» **Texto de estudo**
##########

A análise concluiu que, mesmo assim, o acessório pode representar uma boa diversão ao público casual, ainda que o preço seja salgado para o mercado de massa.
Nota final: 7.5
Os avaliadores encontraram uma série de problemas com a questão da interpretação dos comandos de vozes (segundo eles muito sensíveis, suscetíveis a mudanças indesejadas de programação) e da entrada de outros jogadores, que algumas vezes não são vistos adequadamente pelo periférico. Mesmo assim, a conclusão foi movida a louvores.
“... O Kinect é a verdadeira nova geração dos jogos, ele emana estilo e refinamento, e você não experimenta a verdadeira jogatina por movimentos até tomar as rédeas do slogan Você é o controle. O melhor momento do hardware: quando o Kinect reconhece você simplesmente a partir da voz e da face. É uma coisa assustadora”.
Nota final: 7.3
A navegação por voz e os recursos multimídia conquistaram a atenção da equipe de redatores — até um dos mais novos saiu impressionado com o potencial de acesso pela fala. “O Kinect é claramente o mais excitante e importante salto para o entretenimento caseiro desde o lançamento do Wii, há quatro anos. Nada desde o Wii, certamente não o sistema imitativo da Sony para o PlayStation 3 (Move), se aproxima da ambição e da conquista técnica do Kinect em remodelar a experiência do entretenimento em casa”.
Nota final: não atribuída
As conclusões do site foram diretas e incisivas. Como pontos positivos, foram mencionados o reconhecimento de voz e o ótimo funcionamento da interface com cursores e a leitura dos movimentos.
Aqui vai a porção de aspectos negativos encontrados nos testes: “A luz do sol mata o Kinect. Alguns games requerem muito espaço para serem jogados. Cadê o Netflix?”. A última frase faz referência à falta de suporte para comandos por movimentos no serviço de transmissão e aluguel de filmes e séries.
Nota final: 7
Qual a conclusão?
As opiniões se mostraram divididas em relação ao apelo do Kinect e todas tornaram claras as variações de interesses dos usuários. Alguns criticaram friamente as falhas nos jogos, enquanto outros — como os jornalistas do The New York Times — ficaram admirados com os recursos multimídia, deixando os jogos em segundo plano.
Infelizmente, todas as análises trataram o dispositivo como um “bebê” no mercado, levantando a possibilidade de atualizações futuras e o espaço para crescimento — algo que não pode ser tomado como concreto, mesmo apesar da enorme aposta da Microsoft, que já projeta mais de 5 milhões de unidades vendidas até o final de 2010.
O ponto mais claro, passado por todos os textos, é que a qualidade do reconhecimento dos movimentos e a própria resposta do dispositivo estão diretamente atreladas à qualidade do software, já que o Kinect, em si, tem algumas graves limitações. Os interessados, ao menos por enquanto, terão que liberar muito espaço na sala de estar e se preparar para ensinar o Kinect até que a resposta torne-se adequada para a maioria das situações.
A controvérsia mais recente, acerca do funcionamento do dispositivo, envolve as supostas falhas em reconhecer pessoas afrodescendentes. A suposição foi levantada pelo site Gamespot, que se deparou com problemas em seus testes. A Microsoft negou com veemência a possibilidade de racismo, reafirmando que é necessário um bom contraste entra a pele e o ambiente para que o dispositivo consiga funcionar adequadamente.
Mais uma vez, lembramos que a análise do TecMundo Games terá que ser postergada em vista do lançamento brasileiro, que ocorrerá somente no dia 18 de novembro. De qualquer maneira, fiquem atentos para mais novidades acerca do investimento da Microsoft no futuro do entretenimento eletrônico. Até logo!

##########

» **Enunciado**
Reproduza fielmente o trecho do texto sobre as análises do Kinect que começa em "Nota final: não" e vai até "em segundo plano.".

Dados de segmentação da página:
##########

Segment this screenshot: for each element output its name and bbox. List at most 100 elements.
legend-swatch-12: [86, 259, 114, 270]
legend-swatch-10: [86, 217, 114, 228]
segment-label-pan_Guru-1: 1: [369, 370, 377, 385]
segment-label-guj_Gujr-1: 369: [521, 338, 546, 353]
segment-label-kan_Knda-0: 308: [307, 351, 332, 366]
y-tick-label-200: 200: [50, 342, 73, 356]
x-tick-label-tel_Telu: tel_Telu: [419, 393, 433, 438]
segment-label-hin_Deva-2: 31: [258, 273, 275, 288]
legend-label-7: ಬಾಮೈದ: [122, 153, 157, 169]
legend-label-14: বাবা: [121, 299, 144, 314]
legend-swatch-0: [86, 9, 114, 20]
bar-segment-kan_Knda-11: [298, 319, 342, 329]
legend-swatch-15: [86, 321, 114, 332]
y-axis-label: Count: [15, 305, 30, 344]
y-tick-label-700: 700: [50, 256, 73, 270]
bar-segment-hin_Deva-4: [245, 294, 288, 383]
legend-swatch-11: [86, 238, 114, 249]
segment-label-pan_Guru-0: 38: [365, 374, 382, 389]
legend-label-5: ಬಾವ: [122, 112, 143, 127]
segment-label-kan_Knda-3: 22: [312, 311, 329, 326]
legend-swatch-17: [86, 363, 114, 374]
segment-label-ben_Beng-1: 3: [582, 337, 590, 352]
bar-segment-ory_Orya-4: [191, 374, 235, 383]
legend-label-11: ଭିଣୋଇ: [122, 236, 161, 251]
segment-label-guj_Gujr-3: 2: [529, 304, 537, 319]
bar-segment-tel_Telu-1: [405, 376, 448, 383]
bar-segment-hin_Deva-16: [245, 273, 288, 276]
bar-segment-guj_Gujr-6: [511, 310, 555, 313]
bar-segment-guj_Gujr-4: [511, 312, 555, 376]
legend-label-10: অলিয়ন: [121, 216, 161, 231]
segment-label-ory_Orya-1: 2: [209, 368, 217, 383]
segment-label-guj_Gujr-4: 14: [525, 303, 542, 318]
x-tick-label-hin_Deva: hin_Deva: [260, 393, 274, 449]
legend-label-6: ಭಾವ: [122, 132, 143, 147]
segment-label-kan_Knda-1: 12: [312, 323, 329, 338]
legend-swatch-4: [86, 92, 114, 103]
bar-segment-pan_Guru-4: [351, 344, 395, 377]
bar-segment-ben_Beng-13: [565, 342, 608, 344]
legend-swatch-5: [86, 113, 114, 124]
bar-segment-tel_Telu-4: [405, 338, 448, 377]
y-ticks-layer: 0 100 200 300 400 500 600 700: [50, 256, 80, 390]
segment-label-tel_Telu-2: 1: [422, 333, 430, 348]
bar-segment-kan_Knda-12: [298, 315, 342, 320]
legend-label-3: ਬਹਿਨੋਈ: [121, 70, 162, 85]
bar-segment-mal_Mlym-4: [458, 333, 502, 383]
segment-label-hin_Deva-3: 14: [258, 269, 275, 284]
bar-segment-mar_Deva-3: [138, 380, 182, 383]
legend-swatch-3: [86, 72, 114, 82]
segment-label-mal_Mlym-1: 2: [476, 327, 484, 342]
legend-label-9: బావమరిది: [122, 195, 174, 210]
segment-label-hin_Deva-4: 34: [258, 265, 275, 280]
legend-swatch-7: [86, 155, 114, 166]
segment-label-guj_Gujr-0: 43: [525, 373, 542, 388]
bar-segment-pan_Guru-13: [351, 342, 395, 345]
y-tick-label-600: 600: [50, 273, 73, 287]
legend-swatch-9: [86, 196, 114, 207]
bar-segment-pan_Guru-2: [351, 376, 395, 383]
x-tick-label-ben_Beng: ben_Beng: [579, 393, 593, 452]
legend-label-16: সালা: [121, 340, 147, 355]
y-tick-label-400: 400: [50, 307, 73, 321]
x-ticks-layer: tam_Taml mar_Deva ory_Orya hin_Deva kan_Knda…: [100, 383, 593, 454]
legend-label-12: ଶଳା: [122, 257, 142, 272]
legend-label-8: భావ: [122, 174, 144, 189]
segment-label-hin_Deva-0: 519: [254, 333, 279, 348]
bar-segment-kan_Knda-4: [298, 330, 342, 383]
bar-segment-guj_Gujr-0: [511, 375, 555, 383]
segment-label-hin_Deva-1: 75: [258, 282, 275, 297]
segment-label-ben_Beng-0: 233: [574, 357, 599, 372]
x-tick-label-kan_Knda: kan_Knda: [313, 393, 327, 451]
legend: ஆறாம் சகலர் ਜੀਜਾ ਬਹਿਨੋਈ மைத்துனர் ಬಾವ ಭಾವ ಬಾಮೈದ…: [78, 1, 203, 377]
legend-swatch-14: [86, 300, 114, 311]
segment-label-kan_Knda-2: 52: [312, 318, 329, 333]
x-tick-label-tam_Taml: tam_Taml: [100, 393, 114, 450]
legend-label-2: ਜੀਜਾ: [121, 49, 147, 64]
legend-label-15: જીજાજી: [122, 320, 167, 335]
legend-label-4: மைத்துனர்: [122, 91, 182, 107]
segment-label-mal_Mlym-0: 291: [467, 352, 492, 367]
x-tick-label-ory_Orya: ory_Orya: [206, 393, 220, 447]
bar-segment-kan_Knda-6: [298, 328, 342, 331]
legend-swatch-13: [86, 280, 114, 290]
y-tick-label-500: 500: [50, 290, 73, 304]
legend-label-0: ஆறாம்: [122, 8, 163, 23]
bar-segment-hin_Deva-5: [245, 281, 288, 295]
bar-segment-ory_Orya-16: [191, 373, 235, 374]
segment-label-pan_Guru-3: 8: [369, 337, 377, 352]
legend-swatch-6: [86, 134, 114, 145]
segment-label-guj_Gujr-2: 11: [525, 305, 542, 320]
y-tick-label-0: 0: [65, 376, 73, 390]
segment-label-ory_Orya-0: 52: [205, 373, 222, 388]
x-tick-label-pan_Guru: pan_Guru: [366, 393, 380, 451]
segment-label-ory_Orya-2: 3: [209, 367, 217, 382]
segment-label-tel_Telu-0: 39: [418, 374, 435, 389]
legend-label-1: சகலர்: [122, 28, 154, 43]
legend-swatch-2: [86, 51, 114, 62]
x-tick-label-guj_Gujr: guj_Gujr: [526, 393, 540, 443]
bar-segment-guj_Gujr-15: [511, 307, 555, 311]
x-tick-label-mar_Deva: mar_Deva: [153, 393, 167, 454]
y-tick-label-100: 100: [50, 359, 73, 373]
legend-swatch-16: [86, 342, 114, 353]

##########

» **Resposta**
Nota final: não atribuída
As conclusões do site foram diretas e incisivas. Como pontos positivos, foram mencionados o reconhecimento de voz e o ótimo funcionamento da interface com cursores e a leitura dos movimentos.
Aqui vai a porção de aspectos negativos encontrados nos testes: “A luz do sol mata o Kinect. Alguns games requerem muito espaço para serem jogados. Cadê o Netflix?”. A última frase faz referência à falta de suporte para comandos por movimentos no serviço de transmissão e aluguel de filmes e séries.
Nota final: 7
Qual a conclusão?
As opiniões se mostraram divididas em relação ao apelo do Kinect e todas tornaram claras as variações de interesses dos usuários. Alguns criticaram friamente as falhas nos jogos, enquanto outros — como os jornalistas do The New York Times — ficaram admirados com os recursos multimídia, deixando os jogos em segundo plano.